* [TASK TO CARRY OUT] Filter the records below for the word "Vinyl". Copy each line that holds it.
════════════════════
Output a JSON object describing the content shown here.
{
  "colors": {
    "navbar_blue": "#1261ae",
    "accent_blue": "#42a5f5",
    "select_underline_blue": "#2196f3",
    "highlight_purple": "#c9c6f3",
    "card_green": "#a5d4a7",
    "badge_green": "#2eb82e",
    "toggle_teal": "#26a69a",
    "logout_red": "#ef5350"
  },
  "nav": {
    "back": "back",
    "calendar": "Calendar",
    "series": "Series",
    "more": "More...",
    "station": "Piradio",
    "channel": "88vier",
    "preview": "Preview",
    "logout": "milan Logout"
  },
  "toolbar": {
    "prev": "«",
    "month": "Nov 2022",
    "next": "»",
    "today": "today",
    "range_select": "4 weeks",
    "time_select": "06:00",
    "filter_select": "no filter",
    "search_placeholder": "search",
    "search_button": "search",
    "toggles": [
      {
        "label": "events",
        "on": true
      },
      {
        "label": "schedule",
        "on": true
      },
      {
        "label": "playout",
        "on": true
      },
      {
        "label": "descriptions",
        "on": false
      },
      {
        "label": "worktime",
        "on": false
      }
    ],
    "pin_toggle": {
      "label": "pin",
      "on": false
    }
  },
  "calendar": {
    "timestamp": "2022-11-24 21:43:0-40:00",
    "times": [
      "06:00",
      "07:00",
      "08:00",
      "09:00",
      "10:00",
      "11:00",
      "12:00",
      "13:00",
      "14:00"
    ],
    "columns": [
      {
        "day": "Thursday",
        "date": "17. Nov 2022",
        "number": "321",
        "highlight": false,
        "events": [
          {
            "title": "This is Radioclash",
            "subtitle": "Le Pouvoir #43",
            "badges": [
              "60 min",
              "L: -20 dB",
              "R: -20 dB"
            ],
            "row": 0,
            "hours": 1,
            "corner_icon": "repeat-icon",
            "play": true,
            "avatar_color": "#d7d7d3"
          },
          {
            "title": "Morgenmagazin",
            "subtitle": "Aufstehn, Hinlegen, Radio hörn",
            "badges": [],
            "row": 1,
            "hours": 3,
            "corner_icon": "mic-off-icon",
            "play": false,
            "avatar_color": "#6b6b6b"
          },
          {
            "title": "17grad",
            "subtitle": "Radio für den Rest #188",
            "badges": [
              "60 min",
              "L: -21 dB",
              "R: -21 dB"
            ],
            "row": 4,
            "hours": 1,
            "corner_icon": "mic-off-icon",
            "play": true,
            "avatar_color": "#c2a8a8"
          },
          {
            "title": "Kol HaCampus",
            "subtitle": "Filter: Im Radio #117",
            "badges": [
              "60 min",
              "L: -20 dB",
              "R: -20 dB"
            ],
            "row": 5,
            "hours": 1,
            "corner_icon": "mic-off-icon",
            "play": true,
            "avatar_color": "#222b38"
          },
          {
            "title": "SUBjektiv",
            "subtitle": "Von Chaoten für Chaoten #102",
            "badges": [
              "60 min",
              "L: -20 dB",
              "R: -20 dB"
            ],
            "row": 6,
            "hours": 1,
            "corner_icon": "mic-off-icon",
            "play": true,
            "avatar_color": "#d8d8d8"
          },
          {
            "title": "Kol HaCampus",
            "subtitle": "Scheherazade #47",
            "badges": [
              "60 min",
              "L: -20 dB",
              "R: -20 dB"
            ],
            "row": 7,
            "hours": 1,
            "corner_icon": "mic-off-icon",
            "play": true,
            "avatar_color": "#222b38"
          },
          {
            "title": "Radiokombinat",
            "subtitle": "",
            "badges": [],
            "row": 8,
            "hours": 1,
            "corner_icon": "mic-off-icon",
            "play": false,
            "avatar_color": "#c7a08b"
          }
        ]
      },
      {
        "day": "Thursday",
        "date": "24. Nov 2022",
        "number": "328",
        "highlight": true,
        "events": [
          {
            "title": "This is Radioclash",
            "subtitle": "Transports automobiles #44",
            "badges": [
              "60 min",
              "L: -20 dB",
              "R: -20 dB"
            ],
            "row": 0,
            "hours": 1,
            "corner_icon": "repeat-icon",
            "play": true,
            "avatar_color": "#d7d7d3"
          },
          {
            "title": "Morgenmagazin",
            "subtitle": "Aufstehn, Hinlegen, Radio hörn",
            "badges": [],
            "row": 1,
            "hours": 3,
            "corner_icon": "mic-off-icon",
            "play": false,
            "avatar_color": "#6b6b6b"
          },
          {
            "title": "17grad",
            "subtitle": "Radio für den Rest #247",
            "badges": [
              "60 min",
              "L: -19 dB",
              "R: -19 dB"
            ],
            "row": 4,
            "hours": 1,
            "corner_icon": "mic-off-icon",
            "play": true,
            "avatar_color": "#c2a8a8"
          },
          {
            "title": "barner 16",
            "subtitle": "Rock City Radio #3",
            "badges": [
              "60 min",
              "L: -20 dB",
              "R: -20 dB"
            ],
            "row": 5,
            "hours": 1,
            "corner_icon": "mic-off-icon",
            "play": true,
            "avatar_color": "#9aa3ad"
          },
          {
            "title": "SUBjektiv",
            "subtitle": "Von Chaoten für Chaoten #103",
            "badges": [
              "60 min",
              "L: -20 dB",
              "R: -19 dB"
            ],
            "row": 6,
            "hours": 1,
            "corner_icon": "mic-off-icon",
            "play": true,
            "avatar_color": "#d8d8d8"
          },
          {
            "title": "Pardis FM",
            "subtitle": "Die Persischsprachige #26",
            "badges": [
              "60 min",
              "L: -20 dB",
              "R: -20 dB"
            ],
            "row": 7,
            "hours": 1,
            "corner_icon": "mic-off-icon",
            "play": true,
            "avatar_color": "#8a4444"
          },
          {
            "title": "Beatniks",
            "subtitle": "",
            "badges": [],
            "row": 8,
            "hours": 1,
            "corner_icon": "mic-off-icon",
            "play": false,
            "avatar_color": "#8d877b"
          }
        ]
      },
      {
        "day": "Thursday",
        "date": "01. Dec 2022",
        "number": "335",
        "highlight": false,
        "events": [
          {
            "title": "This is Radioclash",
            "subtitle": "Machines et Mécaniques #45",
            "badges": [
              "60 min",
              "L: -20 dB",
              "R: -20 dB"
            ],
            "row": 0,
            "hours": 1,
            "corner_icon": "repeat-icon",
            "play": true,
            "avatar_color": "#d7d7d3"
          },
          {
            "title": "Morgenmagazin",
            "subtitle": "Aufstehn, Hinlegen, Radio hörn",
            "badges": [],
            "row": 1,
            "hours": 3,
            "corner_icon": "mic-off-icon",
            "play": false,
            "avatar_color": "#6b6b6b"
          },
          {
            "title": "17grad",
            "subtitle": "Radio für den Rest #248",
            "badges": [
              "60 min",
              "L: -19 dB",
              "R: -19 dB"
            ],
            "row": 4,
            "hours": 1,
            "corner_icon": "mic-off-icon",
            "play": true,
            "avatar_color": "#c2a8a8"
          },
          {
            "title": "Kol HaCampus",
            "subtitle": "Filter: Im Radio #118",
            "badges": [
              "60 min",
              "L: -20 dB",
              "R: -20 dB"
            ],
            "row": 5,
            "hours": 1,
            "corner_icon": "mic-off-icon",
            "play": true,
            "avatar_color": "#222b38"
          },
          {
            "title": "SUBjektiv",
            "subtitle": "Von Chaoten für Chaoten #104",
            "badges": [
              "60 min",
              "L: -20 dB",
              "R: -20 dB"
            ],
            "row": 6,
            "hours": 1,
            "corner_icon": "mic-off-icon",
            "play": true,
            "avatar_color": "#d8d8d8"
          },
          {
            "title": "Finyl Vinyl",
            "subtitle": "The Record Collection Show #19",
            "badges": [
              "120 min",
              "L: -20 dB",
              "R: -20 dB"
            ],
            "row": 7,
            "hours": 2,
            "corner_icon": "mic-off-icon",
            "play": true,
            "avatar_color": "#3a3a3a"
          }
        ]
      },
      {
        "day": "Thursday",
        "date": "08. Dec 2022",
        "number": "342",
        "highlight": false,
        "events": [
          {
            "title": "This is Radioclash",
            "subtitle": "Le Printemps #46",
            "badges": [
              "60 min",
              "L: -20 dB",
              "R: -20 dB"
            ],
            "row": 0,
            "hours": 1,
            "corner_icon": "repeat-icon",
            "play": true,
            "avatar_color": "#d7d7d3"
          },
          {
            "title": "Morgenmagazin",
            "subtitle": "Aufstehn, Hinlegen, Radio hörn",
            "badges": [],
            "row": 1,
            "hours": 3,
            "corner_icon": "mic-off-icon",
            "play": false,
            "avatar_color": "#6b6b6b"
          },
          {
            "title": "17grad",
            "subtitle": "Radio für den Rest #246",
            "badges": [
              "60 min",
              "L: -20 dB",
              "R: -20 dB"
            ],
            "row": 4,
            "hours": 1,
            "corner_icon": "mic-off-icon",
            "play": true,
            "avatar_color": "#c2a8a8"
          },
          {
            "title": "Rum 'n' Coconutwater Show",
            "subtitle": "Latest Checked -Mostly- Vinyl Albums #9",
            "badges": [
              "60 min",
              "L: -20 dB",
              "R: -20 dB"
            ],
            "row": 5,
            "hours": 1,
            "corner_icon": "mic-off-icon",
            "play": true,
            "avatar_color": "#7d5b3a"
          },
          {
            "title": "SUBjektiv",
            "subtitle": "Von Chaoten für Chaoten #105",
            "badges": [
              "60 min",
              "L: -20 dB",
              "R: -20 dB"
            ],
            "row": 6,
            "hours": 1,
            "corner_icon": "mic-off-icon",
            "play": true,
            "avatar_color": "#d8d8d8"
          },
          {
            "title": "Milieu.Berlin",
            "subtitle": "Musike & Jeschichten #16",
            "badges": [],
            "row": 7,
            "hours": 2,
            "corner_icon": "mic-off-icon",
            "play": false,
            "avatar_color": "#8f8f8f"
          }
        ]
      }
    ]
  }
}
════════════════════
* [TASK ANSWER]
            "title": "Finyl Vinyl",
            "subtitle": "Latest Checked -Mostly- Vinyl Albums #9",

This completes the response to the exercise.